### [Request]
Rename "bullet" to "marker" everywhere in the listing below and change nothing else. Leave the pictures out of your copy.

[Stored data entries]
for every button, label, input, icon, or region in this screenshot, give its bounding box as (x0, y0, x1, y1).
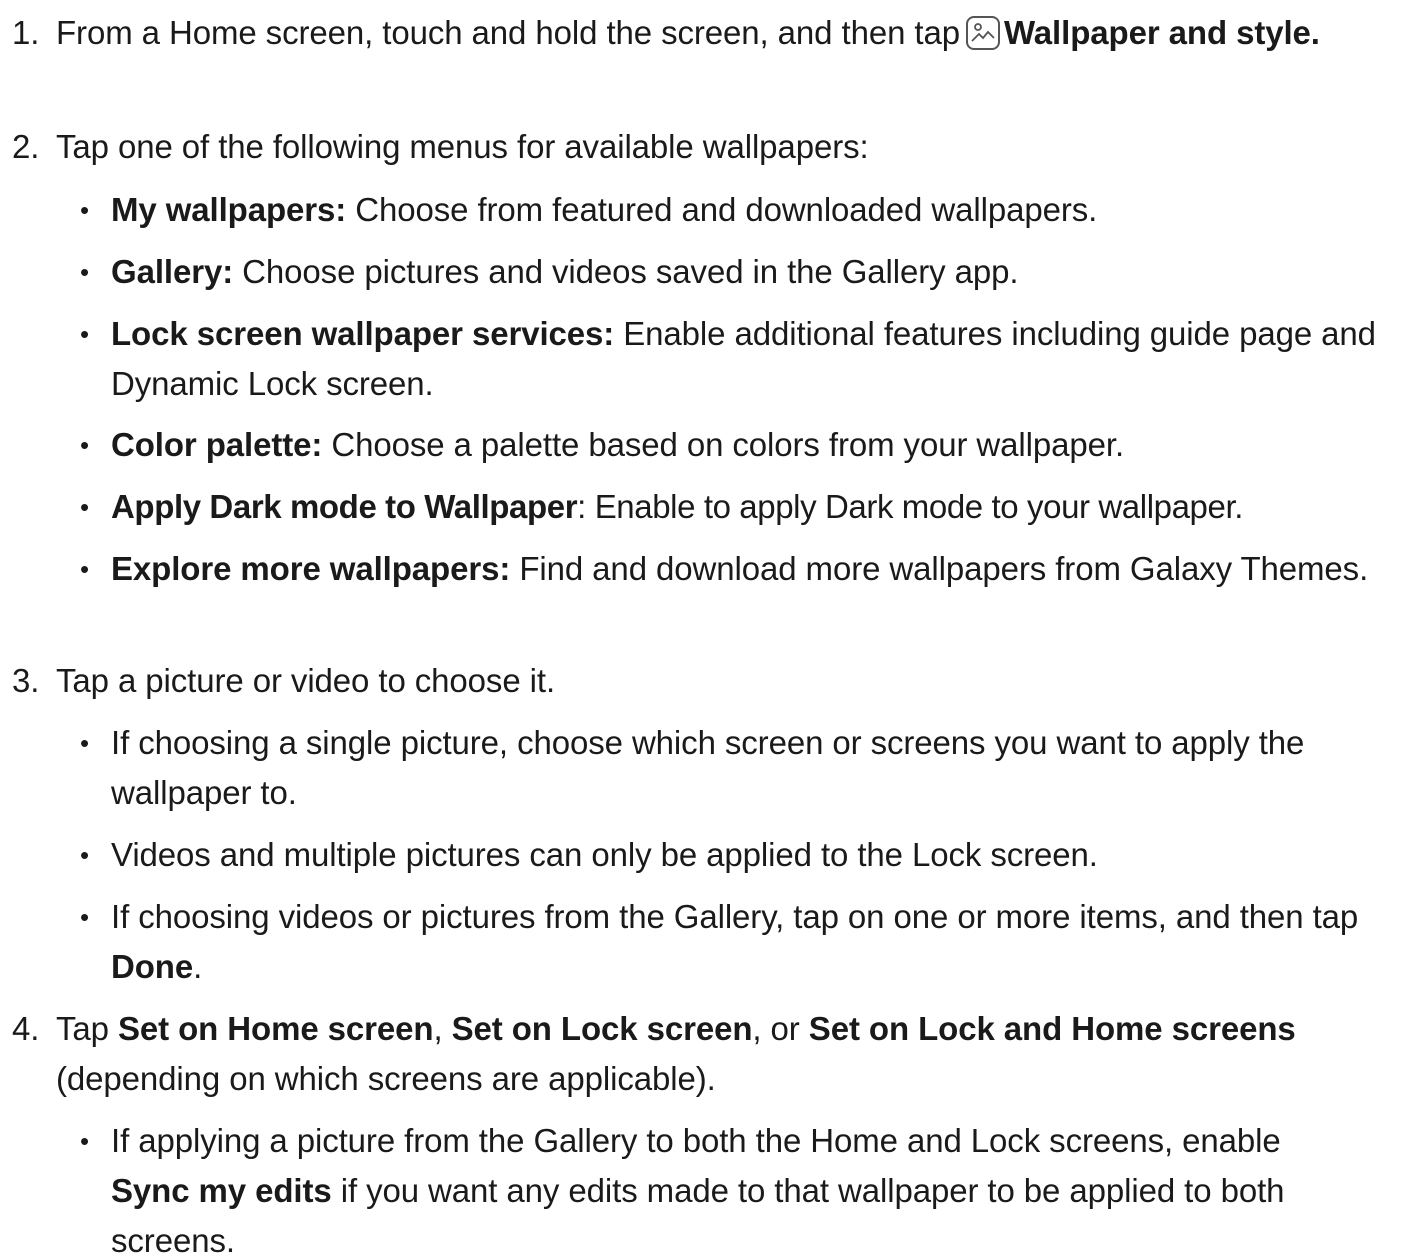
item-text: . (193, 948, 203, 985)
wallpaper-icon (965, 16, 1000, 50)
bullet: • (80, 902, 90, 932)
step-number: 2. (12, 128, 40, 165)
item-text: Videos and multiple pictures can only be… (111, 836, 1098, 873)
bullet: • (80, 195, 90, 225)
bullet: • (80, 257, 90, 287)
step-text: Tap Set on Home screen, Set on Lock scre… (56, 1010, 1296, 1097)
step-text: Tap a picture or video to choose it. (56, 662, 556, 699)
done-label: Done (111, 948, 194, 985)
bullet: • (80, 728, 90, 758)
item-text: Choose a palette based on colors from yo… (322, 426, 1125, 463)
item-bold: Color palette: (111, 426, 323, 463)
item-bold: Apply Dark mode to Wallpaper (111, 488, 578, 525)
set-on-home-screen-label: Set on Home screen (117, 1010, 434, 1047)
item-text: If choosing videos or pictures from the … (111, 898, 1359, 935)
bullet: • (80, 554, 90, 584)
item-bold: Explore more wallpapers: (111, 550, 511, 587)
bullet: • (80, 492, 90, 522)
bullet: • (80, 319, 90, 349)
wallpaper-and-style-label: Wallpaper and style. (1003, 14, 1320, 51)
item-bold: Gallery: (111, 253, 234, 290)
instructions-document: 1. From a Home screen, touch and hold th… (0, 0, 1424, 1258)
item-text: Find and download more wallpapers from G… (510, 550, 1369, 587)
sync-my-edits-label: Sync my edits (111, 1172, 332, 1209)
step-1-text: From a Home screen, touch and hold the s… (56, 14, 960, 51)
step-number: 3. (12, 662, 40, 699)
bullet: • (80, 1126, 90, 1156)
step-text: From a Home screen, touch and hold the s… (56, 8, 1401, 58)
bullet: • (80, 430, 90, 460)
step-number: 4. (12, 1010, 40, 1047)
item-text: : Enable to apply Dark mode to your wall… (577, 488, 1243, 525)
set-on-lock-screen-label: Set on Lock screen (451, 1010, 753, 1047)
item-bold: My wallpapers: (111, 191, 347, 228)
item-text: If applying a picture from the Gallery t… (111, 1122, 1281, 1159)
set-on-lock-and-home-screens-label: Set on Lock and Home screens (808, 1010, 1296, 1047)
item-bold: Lock screen wallpaper services: (111, 315, 615, 352)
item-text: Choose from featured and downloaded wall… (346, 191, 1098, 228)
item-text: Choose pictures and videos saved in the … (233, 253, 1019, 290)
item-text: If choosing a single picture, choose whi… (111, 724, 1305, 811)
step-text: Tap one of the following menus for avail… (56, 128, 869, 165)
bullet: • (80, 840, 90, 870)
step-number: 1. (12, 14, 40, 51)
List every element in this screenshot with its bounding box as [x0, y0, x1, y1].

### [Task response]
for every button, label, input, icon, or region in this screenshot, give its bounding box as (x0, y0, x1, y1).
item-text: . (193, 948, 203, 985)
wallpaper-icon (965, 16, 1000, 50)
marker: • (80, 902, 90, 932)
step-number: 2. (12, 128, 40, 165)
item-text: Videos and multiple pictures can only be… (111, 836, 1098, 873)
marker: • (80, 195, 90, 225)
marker: • (80, 257, 90, 287)
step-text: Tap Set on Home screen, Set on Lock scre… (56, 1010, 1296, 1097)
step-text: Tap a picture or video to choose it. (56, 662, 556, 699)
done-label: Done (111, 948, 194, 985)
marker: • (80, 728, 90, 758)
item-text: Choose a palette based on colors from yo… (322, 426, 1125, 463)
item-bold: Color palette: (111, 426, 323, 463)
item-bold: Apply Dark mode to Wallpaper (111, 488, 578, 525)
set-on-home-screen-label: Set on Home screen (117, 1010, 434, 1047)
item-text: If choosing videos or pictures from the … (111, 898, 1359, 935)
marker: • (80, 554, 90, 584)
item-bold: Explore more wallpapers: (111, 550, 511, 587)
marker: • (80, 492, 90, 522)
marker: • (80, 319, 90, 349)
wallpaper-and-style-label: Wallpaper and style. (1003, 14, 1320, 51)
item-bold: Gallery: (111, 253, 234, 290)
instructions-document: 1. From a Home screen, touch and hold th… (0, 0, 1424, 1258)
item-text: Find and download more wallpapers from G… (510, 550, 1369, 587)
sync-my-edits-label: Sync my edits (111, 1172, 332, 1209)
step-1-text: From a Home screen, touch and hold the s… (56, 14, 960, 51)
step-number: 3. (12, 662, 40, 699)
marker: • (80, 1126, 90, 1156)
step-text: From a Home screen, touch and hold the s… (56, 8, 1401, 58)
marker: • (80, 430, 90, 460)
step-number: 4. (12, 1010, 40, 1047)
item-text: : Enable to apply Dark mode to your wall… (577, 488, 1243, 525)
set-on-lock-screen-label: Set on Lock screen (451, 1010, 753, 1047)
item-bold: My wallpapers: (111, 191, 347, 228)
item-text: If applying a picture from the Gallery t… (111, 1122, 1281, 1159)
set-on-lock-and-home-screens-label: Set on Lock and Home screens (808, 1010, 1296, 1047)
item-bold: Lock screen wallpaper services: (111, 315, 615, 352)
item-text: Choose from featured and downloaded wall… (346, 191, 1098, 228)
item-text: Choose pictures and videos saved in the … (233, 253, 1019, 290)
item-text: If choosing a single picture, choose whi… (111, 724, 1305, 811)
step-text: Tap one of the following menus for avail… (56, 128, 869, 165)
marker: • (80, 840, 90, 870)
step-number: 1. (12, 14, 40, 51)
List every element in this screenshot with its bounding box as [x0, y0, x1, y1].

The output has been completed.